■ Your objective ■
Count, in the entries, the lines with "волки". Answer with the number only.
[start Recorded information]
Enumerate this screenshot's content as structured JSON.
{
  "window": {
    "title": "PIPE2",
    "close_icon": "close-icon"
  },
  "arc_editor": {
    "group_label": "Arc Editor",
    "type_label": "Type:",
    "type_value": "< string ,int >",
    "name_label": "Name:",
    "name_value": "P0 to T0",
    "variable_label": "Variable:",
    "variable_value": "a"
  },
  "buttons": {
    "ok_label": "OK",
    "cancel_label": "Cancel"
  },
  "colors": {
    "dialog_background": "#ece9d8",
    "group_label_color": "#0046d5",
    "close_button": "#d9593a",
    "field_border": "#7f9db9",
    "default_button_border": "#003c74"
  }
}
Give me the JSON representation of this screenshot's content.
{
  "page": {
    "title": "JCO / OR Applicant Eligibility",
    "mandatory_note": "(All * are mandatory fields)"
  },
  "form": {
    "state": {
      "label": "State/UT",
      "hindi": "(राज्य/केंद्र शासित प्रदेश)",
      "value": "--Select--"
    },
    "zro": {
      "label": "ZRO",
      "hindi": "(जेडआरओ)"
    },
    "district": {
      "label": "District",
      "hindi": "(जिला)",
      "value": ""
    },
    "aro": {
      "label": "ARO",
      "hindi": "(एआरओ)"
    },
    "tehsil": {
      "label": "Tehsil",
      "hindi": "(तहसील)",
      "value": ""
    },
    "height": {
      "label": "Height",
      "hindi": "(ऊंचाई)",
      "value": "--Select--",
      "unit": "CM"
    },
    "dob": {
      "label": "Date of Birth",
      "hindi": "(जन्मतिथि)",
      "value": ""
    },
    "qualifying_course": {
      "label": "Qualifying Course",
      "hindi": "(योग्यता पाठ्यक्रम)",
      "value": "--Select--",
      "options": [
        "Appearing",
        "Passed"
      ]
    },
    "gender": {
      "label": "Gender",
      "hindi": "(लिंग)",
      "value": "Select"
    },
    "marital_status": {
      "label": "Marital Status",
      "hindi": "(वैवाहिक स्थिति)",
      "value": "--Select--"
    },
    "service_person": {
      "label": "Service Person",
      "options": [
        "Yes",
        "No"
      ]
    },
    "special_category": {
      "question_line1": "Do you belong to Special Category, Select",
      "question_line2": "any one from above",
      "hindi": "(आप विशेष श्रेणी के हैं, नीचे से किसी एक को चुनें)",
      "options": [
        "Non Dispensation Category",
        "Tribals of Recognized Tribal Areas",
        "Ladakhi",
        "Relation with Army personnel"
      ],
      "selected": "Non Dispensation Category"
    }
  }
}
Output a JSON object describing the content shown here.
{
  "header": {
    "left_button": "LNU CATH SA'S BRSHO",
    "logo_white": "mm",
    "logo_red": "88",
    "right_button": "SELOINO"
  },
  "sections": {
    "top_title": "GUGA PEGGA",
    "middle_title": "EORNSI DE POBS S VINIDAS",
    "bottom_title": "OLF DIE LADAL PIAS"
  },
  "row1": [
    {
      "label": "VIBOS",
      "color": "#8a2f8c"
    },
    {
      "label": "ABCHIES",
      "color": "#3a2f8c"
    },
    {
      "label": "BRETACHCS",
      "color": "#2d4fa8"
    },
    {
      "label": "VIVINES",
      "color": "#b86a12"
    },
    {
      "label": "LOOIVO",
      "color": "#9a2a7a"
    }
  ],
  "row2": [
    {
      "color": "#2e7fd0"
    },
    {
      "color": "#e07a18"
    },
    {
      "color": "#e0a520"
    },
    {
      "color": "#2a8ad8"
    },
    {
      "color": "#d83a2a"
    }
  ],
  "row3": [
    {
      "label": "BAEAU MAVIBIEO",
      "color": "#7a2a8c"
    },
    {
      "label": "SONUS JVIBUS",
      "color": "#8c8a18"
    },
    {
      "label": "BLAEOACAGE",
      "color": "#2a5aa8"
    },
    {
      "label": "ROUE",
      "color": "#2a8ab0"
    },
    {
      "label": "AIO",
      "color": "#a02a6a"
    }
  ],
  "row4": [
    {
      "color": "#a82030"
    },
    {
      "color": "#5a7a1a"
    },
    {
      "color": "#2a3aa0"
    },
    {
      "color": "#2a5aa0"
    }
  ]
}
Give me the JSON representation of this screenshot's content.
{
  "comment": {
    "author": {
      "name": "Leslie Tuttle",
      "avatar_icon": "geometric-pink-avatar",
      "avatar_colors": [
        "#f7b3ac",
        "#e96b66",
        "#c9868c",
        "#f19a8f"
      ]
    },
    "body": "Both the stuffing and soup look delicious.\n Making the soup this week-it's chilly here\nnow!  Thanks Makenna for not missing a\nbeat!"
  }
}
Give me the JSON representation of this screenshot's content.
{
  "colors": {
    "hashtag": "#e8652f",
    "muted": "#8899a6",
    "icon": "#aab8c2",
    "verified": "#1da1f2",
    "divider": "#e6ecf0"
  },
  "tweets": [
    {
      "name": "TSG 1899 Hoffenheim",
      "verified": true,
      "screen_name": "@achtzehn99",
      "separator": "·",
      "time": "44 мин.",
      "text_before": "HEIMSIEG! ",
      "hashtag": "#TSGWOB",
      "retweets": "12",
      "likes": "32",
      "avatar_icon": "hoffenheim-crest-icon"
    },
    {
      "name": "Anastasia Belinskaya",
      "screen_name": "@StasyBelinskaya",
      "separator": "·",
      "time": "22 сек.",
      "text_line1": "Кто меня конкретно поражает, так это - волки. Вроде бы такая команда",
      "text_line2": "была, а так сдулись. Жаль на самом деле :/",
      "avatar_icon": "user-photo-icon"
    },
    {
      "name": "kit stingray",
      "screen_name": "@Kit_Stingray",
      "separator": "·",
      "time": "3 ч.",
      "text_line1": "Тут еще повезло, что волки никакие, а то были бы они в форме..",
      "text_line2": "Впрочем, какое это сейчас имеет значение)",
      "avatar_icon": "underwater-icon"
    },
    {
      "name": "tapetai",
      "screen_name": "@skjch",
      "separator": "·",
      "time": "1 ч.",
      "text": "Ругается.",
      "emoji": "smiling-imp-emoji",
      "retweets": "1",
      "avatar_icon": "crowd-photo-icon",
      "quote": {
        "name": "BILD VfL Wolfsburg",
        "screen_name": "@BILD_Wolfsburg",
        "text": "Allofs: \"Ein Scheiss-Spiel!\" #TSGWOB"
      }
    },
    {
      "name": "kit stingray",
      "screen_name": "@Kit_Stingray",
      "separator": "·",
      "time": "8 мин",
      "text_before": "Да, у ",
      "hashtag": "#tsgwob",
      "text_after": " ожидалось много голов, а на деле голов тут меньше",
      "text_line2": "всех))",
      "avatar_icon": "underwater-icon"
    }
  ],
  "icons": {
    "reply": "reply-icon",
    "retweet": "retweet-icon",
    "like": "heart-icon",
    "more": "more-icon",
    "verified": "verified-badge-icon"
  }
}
[end Recorded information]
■ Solution for this task ■
2